**Exercise:**
Write out each entry again. Keep every word exactly as it is.

**Data entries:**

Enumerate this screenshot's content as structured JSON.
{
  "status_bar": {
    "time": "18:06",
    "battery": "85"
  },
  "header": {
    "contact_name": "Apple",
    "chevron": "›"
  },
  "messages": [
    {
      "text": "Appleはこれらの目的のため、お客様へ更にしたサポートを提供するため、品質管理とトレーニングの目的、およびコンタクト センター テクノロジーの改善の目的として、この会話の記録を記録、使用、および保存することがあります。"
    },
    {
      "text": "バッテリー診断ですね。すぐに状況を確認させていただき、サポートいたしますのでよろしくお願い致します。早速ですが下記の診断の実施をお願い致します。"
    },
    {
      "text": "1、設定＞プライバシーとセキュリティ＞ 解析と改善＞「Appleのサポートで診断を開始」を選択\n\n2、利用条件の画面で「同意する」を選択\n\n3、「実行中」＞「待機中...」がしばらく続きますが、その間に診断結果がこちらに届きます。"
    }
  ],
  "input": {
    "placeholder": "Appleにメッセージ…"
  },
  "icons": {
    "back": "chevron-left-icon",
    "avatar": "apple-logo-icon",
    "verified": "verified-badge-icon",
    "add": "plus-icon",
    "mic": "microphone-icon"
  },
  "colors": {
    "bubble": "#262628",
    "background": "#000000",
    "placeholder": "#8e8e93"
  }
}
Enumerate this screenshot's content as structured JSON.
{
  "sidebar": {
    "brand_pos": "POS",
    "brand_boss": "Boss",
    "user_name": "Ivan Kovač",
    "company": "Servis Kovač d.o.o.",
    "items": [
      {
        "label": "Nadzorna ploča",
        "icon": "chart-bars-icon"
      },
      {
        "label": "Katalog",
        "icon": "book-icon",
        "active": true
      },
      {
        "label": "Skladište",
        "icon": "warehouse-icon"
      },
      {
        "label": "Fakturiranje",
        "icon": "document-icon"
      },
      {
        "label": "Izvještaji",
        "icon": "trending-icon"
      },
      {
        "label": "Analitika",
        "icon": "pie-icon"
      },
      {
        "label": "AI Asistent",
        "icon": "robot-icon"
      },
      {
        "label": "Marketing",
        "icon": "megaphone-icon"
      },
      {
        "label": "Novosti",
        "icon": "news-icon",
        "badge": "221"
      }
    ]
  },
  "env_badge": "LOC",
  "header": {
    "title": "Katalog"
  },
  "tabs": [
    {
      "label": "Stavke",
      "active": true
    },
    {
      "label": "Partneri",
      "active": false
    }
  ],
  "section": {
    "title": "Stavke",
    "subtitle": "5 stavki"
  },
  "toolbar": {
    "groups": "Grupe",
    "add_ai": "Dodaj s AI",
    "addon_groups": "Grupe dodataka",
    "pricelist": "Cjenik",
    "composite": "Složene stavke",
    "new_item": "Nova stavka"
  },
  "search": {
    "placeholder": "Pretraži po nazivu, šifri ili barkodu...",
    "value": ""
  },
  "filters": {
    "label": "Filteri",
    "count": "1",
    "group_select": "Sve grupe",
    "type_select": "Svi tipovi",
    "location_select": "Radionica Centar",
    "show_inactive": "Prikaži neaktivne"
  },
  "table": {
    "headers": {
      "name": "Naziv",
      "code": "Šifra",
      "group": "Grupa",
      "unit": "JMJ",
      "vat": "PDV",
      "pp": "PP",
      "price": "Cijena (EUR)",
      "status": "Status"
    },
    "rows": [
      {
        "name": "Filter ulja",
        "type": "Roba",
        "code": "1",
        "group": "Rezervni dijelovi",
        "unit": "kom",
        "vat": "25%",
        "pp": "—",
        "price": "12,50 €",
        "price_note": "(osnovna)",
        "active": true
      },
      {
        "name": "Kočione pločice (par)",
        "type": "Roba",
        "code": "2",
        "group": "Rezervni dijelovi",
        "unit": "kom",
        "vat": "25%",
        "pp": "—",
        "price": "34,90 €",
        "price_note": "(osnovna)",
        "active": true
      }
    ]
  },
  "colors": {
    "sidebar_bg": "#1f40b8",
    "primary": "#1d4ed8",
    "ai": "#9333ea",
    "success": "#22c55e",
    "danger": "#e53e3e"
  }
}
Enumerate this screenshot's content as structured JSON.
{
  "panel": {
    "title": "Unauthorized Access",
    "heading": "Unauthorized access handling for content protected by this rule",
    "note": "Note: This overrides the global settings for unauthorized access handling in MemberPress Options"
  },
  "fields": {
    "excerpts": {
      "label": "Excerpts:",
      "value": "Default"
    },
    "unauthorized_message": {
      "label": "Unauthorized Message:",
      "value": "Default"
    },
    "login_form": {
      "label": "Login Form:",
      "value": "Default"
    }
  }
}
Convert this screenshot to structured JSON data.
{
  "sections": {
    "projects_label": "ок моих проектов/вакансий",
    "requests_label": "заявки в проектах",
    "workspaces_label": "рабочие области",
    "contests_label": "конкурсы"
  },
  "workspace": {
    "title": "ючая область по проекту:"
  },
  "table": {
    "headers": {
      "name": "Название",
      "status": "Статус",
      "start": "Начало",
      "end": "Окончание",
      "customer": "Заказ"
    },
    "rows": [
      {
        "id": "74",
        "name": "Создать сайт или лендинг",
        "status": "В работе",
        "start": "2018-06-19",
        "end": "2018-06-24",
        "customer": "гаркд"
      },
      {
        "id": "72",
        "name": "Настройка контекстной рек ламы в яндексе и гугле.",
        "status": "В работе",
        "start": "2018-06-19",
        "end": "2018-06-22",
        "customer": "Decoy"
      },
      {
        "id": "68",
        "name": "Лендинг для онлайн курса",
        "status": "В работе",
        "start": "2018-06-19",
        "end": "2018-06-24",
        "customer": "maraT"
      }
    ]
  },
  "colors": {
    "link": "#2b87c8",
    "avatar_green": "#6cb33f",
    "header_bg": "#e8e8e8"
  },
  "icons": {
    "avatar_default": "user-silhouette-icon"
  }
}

**Solution:**
Enumerate this screenshot's content as structured JSON.
{
  "status_bar": {
    "time": "18:06",
    "battery": "85"
  },
  "header": {
    "contact_name": "Apple",
    "chevron": "›"
  },
  "messages": [
    {
      "text": "Appleはこれらの目的のため、お客様へ更にしたサポートを提供するため、品質管理とトレーニングの目的、およびコンタクト センター テクノロジーの改善の目的として、この会話の記録を記録、使用、および保存することがあります。"
    },
    {
      "text": "バッテリー診断ですね。すぐに状況を確認させていただき、サポートいたしますのでよろしくお願い致します。早速ですが下記の診断の実施をお願い致します。"
    },
    {
      "text": "1、設定＞プライバシーとセキュリティ＞ 解析と改善＞「Appleのサポートで診断を開始」を選択\n\n2、利用条件の画面で「同意する」を選択\n\n3、「実行中」＞「待機中...」がしばらく続きますが、その間に診断結果がこちらに届きます。"
    }
  ],
  "input": {
    "placeholder": "Appleにメッセージ…"
  },
  "icons": {
    "back": "chevron-left-icon",
    "avatar": "apple-logo-icon",
    "verified": "verified-badge-icon",
    "add": "plus-icon",
    "mic": "microphone-icon"
  },
  "colors": {
    "bubble": "#262628",
    "background": "#000000",
    "placeholder": "#8e8e93"
  }
}
Enumerate this screenshot's content as structured JSON.
{
  "sidebar": {
    "brand_pos": "POS",
    "brand_boss": "Boss",
    "user_name": "Ivan Kovač",
    "company": "Servis Kovač d.o.o.",
    "items": [
      {
        "label": "Nadzorna ploča",
        "icon": "chart-bars-icon"
      },
      {
        "label": "Katalog",
        "icon": "book-icon",
        "active": true
      },
      {
        "label": "Skladište",
        "icon": "warehouse-icon"
      },
      {
        "label": "Fakturiranje",
        "icon": "document-icon"
      },
      {
        "label": "Izvještaji",
        "icon": "trending-icon"
      },
      {
        "label": "Analitika",
        "icon": "pie-icon"
      },
      {
        "label": "AI Asistent",
        "icon": "robot-icon"
      },
      {
        "label": "Marketing",
        "icon": "megaphone-icon"
      },
      {
        "label": "Novosti",
        "icon": "news-icon",
        "badge": "221"
      }
    ]
  },
  "env_badge": "LOC",
  "header": {
    "title": "Katalog"
  },
  "tabs": [
    {
      "label": "Stavke",
      "active": true
    },
    {
      "label": "Partneri",
      "active": false
    }
  ],
  "section": {
    "title": "Stavke",
    "subtitle": "5 stavki"
  },
  "toolbar": {
    "groups": "Grupe",
    "add_ai": "Dodaj s AI",
    "addon_groups": "Grupe dodataka",
    "pricelist": "Cjenik",
    "composite": "Složene stavke",
    "new_item": "Nova stavka"
  },
  "search": {
    "placeholder": "Pretraži po nazivu, šifri ili barkodu...",
    "value": ""
  },
  "filters": {
    "label": "Filteri",
    "count": "1",
    "group_select": "Sve grupe",
    "type_select": "Svi tipovi",
    "location_select": "Radionica Centar",
    "show_inactive": "Prikaži neaktivne"
  },
  "table": {
    "headers": {
      "name": "Naziv",
      "code": "Šifra",
      "group": "Grupa",
      "unit": "JMJ",
      "vat": "PDV",
      "pp": "PP",
      "price": "Cijena (EUR)",
      "status": "Status"
    },
    "rows": [
      {
        "name": "Filter ulja",
        "type": "Roba",
        "code": "1",
        "group": "Rezervni dijelovi",
        "unit": "kom",
        "vat": "25%",
        "pp": "—",
        "price": "12,50 €",
        "price_note": "(osnovna)",
        "active": true
      },
      {
        "name": "Kočione pločice (par)",
        "type": "Roba",
        "code": "2",
        "group": "Rezervni dijelovi",
        "unit": "kom",
        "vat": "25%",
        "pp": "—",
        "price": "34,90 €",
        "price_note": "(osnovna)",
        "active": true
      }
    ]
  },
  "colors": {
    "sidebar_bg": "#1f40b8",
    "primary": "#1d4ed8",
    "ai": "#9333ea",
    "success": "#22c55e",
    "danger": "#e53e3e"
  }
}
Enumerate this screenshot's content as structured JSON.
{
  "panel": {
    "title": "Unauthorized Access",
    "heading": "Unauthorized access handling for content protected by this rule",
    "note": "Note: This overrides the global settings for unauthorized access handling in MemberPress Options"
  },
  "fields": {
    "excerpts": {
      "label": "Excerpts:",
      "value": "Default"
    },
    "unauthorized_message": {
      "label": "Unauthorized Message:",
      "value": "Default"
    },
    "login_form": {
      "label": "Login Form:",
      "value": "Default"
    }
  }
}
Convert this screenshot to structured JSON data.
{
  "sections": {
    "projects_label": "ок моих проектов/вакансий",
    "requests_label": "заявки в проектах",
    "workspaces_label": "рабочие области",
    "contests_label": "конкурсы"
  },
  "workspace": {
    "title": "ючая область по проекту:"
  },
  "table": {
    "headers": {
      "name": "Название",
      "status": "Статус",
      "start": "Начало",
      "end": "Окончание",
      "customer": "Заказ"
    },
    "rows": [
      {
        "id": "74",
        "name": "Создать сайт или лендинг",
        "status": "В работе",
        "start": "2018-06-19",
        "end": "2018-06-24",
        "customer": "гаркд"
      },
      {
        "id": "72",
        "name": "Настройка контекстной рек ламы в яндексе и гугле.",
        "status": "В работе",
        "start": "2018-06-19",
        "end": "2018-06-22",
        "customer": "Decoy"
      },
      {
        "id": "68",
        "name": "Лендинг для онлайн курса",
        "status": "В работе",
        "start": "2018-06-19",
        "end": "2018-06-24",
        "customer": "maraT"
      }
    ]
  },
  "colors": {
    "link": "#2b87c8",
    "avatar_green": "#6cb33f",
    "header_bg": "#e8e8e8"
  },
  "icons": {
    "avatar_default": "user-silhouette-icon"
  }
}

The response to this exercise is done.